__Objective__: Quote the lines from the line holding "Type out the text in this image." to the very end of the listing, exactly, and no others.

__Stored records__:
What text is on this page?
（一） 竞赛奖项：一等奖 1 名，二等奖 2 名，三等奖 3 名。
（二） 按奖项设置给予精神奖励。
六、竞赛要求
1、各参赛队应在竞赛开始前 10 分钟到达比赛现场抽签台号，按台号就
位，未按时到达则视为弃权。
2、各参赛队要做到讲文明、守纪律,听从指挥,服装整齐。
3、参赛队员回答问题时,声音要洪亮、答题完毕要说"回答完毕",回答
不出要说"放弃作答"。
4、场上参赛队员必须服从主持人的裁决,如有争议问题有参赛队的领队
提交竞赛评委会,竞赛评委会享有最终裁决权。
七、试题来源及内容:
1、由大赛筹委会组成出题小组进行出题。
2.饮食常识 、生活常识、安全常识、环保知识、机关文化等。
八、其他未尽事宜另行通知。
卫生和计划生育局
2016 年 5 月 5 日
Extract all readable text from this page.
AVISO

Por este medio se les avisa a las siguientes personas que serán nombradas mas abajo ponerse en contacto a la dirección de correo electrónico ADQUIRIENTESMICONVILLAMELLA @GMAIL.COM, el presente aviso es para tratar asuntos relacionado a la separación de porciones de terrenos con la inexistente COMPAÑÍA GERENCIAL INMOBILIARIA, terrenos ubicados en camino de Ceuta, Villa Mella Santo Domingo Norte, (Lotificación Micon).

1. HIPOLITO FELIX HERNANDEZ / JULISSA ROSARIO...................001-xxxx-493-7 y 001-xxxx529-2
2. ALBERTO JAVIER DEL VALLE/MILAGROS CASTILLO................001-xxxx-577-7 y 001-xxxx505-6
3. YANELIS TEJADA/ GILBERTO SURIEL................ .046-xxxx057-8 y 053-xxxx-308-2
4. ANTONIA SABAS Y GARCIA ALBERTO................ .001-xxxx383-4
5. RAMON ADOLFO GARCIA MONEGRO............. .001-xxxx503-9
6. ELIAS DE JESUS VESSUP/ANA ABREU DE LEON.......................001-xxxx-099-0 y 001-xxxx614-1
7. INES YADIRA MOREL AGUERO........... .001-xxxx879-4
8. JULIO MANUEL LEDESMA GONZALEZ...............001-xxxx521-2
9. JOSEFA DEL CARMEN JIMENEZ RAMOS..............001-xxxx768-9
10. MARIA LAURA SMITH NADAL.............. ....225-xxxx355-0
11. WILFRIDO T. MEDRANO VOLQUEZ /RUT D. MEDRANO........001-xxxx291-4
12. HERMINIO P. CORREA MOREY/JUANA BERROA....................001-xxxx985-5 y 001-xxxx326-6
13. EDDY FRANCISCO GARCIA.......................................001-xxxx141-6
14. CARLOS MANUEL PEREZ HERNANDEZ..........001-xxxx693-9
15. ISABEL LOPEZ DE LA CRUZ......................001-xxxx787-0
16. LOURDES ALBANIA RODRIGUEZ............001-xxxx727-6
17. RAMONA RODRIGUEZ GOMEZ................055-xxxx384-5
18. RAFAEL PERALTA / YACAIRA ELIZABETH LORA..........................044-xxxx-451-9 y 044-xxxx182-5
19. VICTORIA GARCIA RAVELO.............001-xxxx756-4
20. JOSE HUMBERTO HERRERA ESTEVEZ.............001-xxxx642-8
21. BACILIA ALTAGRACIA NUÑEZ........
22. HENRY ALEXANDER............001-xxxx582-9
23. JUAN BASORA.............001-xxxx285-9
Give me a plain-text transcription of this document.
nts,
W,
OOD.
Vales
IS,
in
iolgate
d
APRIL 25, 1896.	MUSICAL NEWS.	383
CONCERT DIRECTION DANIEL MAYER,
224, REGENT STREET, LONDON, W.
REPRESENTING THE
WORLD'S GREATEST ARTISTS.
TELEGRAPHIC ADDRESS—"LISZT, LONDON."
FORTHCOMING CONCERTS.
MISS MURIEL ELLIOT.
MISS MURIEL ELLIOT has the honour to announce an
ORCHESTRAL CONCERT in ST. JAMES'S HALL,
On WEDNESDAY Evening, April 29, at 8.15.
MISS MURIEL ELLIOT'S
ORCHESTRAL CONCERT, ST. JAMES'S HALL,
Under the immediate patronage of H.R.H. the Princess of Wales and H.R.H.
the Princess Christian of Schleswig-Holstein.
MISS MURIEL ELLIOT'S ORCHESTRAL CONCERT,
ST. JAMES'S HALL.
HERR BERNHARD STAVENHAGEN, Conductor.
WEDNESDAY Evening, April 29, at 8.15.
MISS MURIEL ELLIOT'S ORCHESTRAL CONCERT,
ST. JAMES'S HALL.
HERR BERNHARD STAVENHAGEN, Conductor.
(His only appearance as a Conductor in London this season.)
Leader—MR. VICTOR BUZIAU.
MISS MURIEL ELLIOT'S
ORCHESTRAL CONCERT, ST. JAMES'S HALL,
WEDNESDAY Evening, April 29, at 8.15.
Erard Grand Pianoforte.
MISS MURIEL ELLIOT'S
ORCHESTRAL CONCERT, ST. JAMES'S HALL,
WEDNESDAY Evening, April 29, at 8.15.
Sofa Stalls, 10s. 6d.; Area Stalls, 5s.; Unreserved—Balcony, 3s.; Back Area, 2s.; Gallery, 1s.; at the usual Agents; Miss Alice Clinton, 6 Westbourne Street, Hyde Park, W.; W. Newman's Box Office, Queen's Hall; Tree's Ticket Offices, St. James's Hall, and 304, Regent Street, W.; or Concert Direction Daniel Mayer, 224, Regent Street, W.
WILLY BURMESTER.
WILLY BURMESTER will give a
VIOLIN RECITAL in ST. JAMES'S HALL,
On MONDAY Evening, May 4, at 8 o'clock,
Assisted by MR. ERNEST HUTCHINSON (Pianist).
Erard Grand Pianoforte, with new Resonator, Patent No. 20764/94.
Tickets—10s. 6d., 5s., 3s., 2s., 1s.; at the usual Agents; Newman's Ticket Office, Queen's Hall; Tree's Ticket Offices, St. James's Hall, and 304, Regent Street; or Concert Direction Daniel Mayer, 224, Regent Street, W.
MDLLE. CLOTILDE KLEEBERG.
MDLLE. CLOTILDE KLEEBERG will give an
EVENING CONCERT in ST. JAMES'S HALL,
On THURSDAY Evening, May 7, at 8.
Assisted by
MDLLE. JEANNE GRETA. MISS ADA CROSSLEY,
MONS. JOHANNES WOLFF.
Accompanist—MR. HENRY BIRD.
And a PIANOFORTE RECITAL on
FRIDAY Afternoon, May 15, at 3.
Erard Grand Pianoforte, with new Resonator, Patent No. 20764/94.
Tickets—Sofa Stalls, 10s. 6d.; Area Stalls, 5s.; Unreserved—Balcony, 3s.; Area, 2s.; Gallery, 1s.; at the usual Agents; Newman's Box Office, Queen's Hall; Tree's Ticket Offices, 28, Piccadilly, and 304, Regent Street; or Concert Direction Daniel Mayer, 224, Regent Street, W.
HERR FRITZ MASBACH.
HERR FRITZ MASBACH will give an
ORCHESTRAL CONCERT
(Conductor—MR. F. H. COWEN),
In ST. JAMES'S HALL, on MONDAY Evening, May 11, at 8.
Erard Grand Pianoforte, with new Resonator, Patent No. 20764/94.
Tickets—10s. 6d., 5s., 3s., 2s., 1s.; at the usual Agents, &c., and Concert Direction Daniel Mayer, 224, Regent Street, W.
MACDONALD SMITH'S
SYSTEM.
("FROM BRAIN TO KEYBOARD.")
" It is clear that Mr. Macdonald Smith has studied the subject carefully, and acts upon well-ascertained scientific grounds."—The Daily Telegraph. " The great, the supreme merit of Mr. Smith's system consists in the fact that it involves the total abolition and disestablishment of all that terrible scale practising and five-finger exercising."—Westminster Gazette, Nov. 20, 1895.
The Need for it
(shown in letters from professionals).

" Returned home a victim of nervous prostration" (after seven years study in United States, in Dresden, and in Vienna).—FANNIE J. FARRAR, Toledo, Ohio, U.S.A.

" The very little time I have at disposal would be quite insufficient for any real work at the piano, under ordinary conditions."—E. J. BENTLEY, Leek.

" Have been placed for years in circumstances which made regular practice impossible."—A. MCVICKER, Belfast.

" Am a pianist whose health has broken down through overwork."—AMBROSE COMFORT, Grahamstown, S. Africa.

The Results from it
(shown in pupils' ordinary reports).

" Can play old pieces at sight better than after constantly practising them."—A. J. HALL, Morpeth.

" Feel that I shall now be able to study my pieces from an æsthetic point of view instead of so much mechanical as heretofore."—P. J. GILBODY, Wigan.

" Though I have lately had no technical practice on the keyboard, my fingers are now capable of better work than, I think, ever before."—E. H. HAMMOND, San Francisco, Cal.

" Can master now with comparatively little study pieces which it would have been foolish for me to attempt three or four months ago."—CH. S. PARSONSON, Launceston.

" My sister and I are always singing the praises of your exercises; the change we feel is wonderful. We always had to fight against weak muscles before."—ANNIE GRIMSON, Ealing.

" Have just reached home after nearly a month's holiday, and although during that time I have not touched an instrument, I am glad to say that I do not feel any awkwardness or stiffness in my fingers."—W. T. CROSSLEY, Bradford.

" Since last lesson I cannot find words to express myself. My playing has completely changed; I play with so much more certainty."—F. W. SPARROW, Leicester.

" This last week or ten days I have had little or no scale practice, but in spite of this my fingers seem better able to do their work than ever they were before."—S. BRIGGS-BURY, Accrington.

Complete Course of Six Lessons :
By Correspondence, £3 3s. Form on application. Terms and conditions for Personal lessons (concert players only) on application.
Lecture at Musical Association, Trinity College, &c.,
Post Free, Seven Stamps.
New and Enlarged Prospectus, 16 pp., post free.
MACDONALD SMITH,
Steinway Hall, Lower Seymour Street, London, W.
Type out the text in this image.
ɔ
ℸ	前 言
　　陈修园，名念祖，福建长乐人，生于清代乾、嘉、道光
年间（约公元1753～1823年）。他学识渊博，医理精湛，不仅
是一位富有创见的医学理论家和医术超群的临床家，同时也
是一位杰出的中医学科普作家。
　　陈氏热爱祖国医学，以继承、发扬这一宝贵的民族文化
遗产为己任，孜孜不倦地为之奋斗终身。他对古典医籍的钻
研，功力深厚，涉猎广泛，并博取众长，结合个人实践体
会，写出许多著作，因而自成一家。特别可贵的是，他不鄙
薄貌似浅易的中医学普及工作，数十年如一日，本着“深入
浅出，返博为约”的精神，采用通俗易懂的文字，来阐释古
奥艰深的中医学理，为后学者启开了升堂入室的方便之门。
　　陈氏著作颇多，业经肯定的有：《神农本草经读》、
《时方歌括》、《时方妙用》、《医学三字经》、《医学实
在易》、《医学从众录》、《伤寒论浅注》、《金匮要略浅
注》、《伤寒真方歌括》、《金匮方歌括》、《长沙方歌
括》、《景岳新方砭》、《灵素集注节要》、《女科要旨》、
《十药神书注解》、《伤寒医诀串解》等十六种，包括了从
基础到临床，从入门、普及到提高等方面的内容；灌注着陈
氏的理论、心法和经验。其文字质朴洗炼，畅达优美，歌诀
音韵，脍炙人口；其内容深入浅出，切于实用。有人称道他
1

__Answer in full__:
Type out the text in this image.
ɔ
ℸ	前 言
　　陈修园，名念祖，福建长乐人，生于清代乾、嘉、道光
年间（约公元1753～1823年）。他学识渊博，医理精湛，不仅
是一位富有创见的医学理论家和医术超群的临床家，同时也
是一位杰出的中医学科普作家。
　　陈氏热爱祖国医学，以继承、发扬这一宝贵的民族文化
遗产为己任，孜孜不倦地为之奋斗终身。他对古典医籍的钻
研，功力深厚，涉猎广泛，并博取众长，结合个人实践体
会，写出许多著作，因而自成一家。特别可贵的是，他不鄙
薄貌似浅易的中医学普及工作，数十年如一日，本着“深入
浅出，返博为约”的精神，采用通俗易懂的文字，来阐释古
奥艰深的中医学理，为后学者启开了升堂入室的方便之门。
　　陈氏著作颇多，业经肯定的有：《神农本草经读》、
《时方歌括》、《时方妙用》、《医学三字经》、《医学实
在易》、《医学从众录》、《伤寒论浅注》、《金匮要略浅
注》、《伤寒真方歌括》、《金匮方歌括》、《长沙方歌
括》、《景岳新方砭》、《灵素集注节要》、《女科要旨》、
《十药神书注解》、《伤寒医诀串解》等十六种，包括了从
基础到临床，从入门、普及到提高等方面的内容；灌注着陈
氏的理论、心法和经验。其文字质朴洗炼，畅达优美，歌诀
音韵，脍炙人口；其内容深入浅出，切于实用。有人称道他
1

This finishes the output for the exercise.